Omit the pictures, please, and give each record below again exactly.
>>>
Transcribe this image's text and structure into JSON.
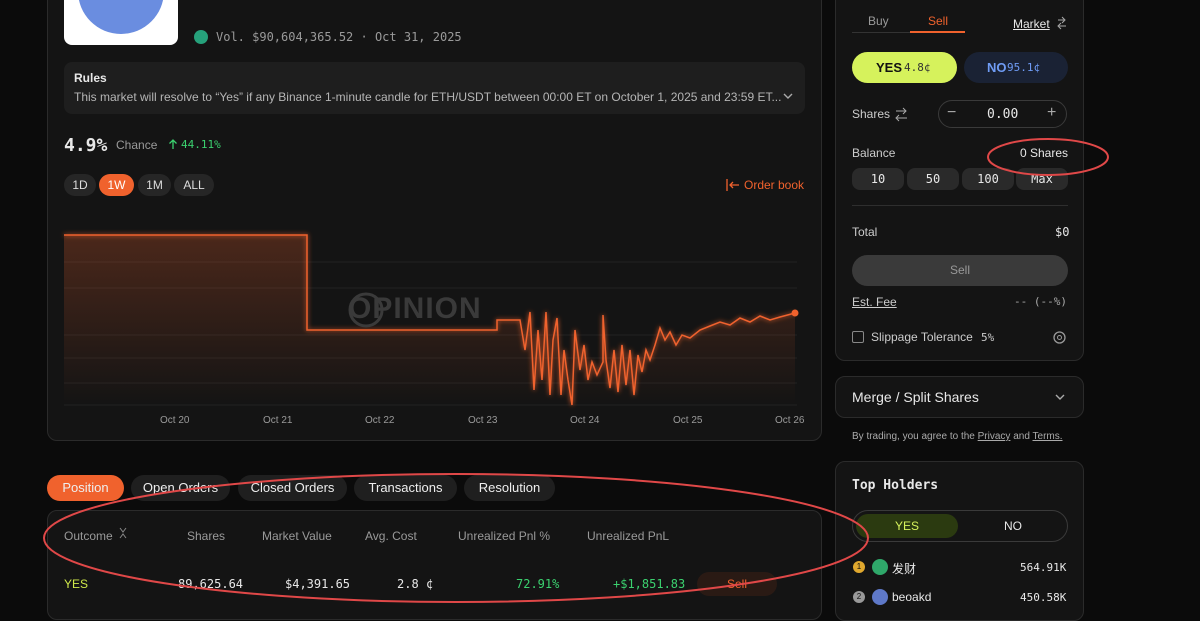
{
  "market": {
    "volume": "Vol. $90,604,365.52 · Oct 31, 2025"
  },
  "rules": {
    "title": "Rules",
    "text": "This market will resolve to “Yes” if any Binance 1-minute candle for ETH/USDT between 00:00 ET on October 1, 2025 and 23:59 ET..."
  },
  "chance": {
    "value": "4.9%",
    "label": "Chance",
    "change": "44.11%"
  },
  "timeframes": [
    "1D",
    "1W",
    "1M",
    "ALL"
  ],
  "order_book": "Order book",
  "chart": {
    "watermark": "OPINION",
    "x_labels": [
      "Oct 20",
      "Oct 21",
      "Oct 22",
      "Oct 23",
      "Oct 24",
      "Oct 25",
      "Oct 26"
    ]
  },
  "tabs": [
    "Position",
    "Open Orders",
    "Closed Orders",
    "Transactions",
    "Resolution"
  ],
  "table": {
    "columns": [
      "Outcome",
      "Shares",
      "Market Value",
      "Avg. Cost",
      "Unrealized Pnl %",
      "Unrealized PnL"
    ],
    "rows": [
      [
        "YES",
        "89,625.64",
        "$4,391.65",
        "2.8 ¢",
        "72.91%",
        "+$1,851.83"
      ]
    ],
    "row_action": "Sell"
  },
  "trade": {
    "sides": [
      "Buy",
      "Sell"
    ],
    "order_type": "Market",
    "yes": {
      "label": "YES",
      "price": "4.8¢"
    },
    "no": {
      "label": "NO",
      "price": "95.1¢"
    },
    "shares_label": "Shares",
    "shares_value": "0.00",
    "balance_label": "Balance",
    "balance_value": "0 Shares",
    "quick": [
      "10",
      "50",
      "100",
      "Max"
    ],
    "total_label": "Total",
    "total_value": "$0",
    "submit": "Sell",
    "fee_label": "Est. Fee",
    "fee_value": "-- (--%)",
    "slippage_label": "Slippage Tolerance",
    "slippage_value": "5%"
  },
  "merge": "Merge / Split Shares",
  "terms": {
    "prefix": "By trading, you agree to the",
    "privacy": "Privacy",
    "and": "and",
    "terms": "Terms."
  },
  "holders": {
    "title": "Top Holders",
    "tabs": [
      "YES",
      "NO"
    ],
    "rows": [
      {
        "rank": "1",
        "name": "发财",
        "amount": "564.91K"
      },
      {
        "rank": "2",
        "name": "beoakd",
        "amount": "450.58K"
      }
    ]
  }
}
<<<
* _Written answer_:
Transcribe this image's text and structure into JSON.
{
  "market": {
    "volume": "Vol. $90,604,365.52 · Oct 31, 2025"
  },
  "rules": {
    "title": "Rules",
    "text": "This market will resolve to “Yes” if any Binance 1-minute candle for ETH/USDT between 00:00 ET on October 1, 2025 and 23:59 ET..."
  },
  "chance": {
    "value": "4.9%",
    "label": "Chance",
    "change": "44.11%"
  },
  "timeframes": [
    "1D",
    "1W",
    "1M",
    "ALL"
  ],
  "order_book": "Order book",
  "chart": {
    "watermark": "OPINION",
    "x_labels": [
      "Oct 20",
      "Oct 21",
      "Oct 22",
      "Oct 23",
      "Oct 24",
      "Oct 25",
      "Oct 26"
    ]
  },
  "tabs": [
    "Position",
    "Open Orders",
    "Closed Orders",
    "Transactions",
    "Resolution"
  ],
  "table": {
    "columns": [
      "Outcome",
      "Shares",
      "Market Value",
      "Avg. Cost",
      "Unrealized Pnl %",
      "Unrealized PnL"
    ],
    "rows": [
      [
        "YES",
        "89,625.64",
        "$4,391.65",
        "2.8 ¢",
        "72.91%",
        "+$1,851.83"
      ]
    ],
    "row_action": "Sell"
  },
  "trade": {
    "sides": [
      "Buy",
      "Sell"
    ],
    "order_type": "Market",
    "yes": {
      "label": "YES",
      "price": "4.8¢"
    },
    "no": {
      "label": "NO",
      "price": "95.1¢"
    },
    "shares_label": "Shares",
    "shares_value": "0.00",
    "balance_label": "Balance",
    "balance_value": "0 Shares",
    "quick": [
      "10",
      "50",
      "100",
      "Max"
    ],
    "total_label": "Total",
    "total_value": "$0",
    "submit": "Sell",
    "fee_label": "Est. Fee",
    "fee_value": "-- (--%)",
    "slippage_label": "Slippage Tolerance",
    "slippage_value": "5%"
  },
  "merge": "Merge / Split Shares",
  "terms": {
    "prefix": "By trading, you agree to the",
    "privacy": "Privacy",
    "and": "and",
    "terms": "Terms."
  },
  "holders": {
    "title": "Top Holders",
    "tabs": [
      "YES",
      "NO"
    ],
    "rows": [
      {
        "rank": "1",
        "name": "发财",
        "amount": "564.91K"
      },
      {
        "rank": "2",
        "name": "beoakd",
        "amount": "450.58K"
      }
    ]
  }
}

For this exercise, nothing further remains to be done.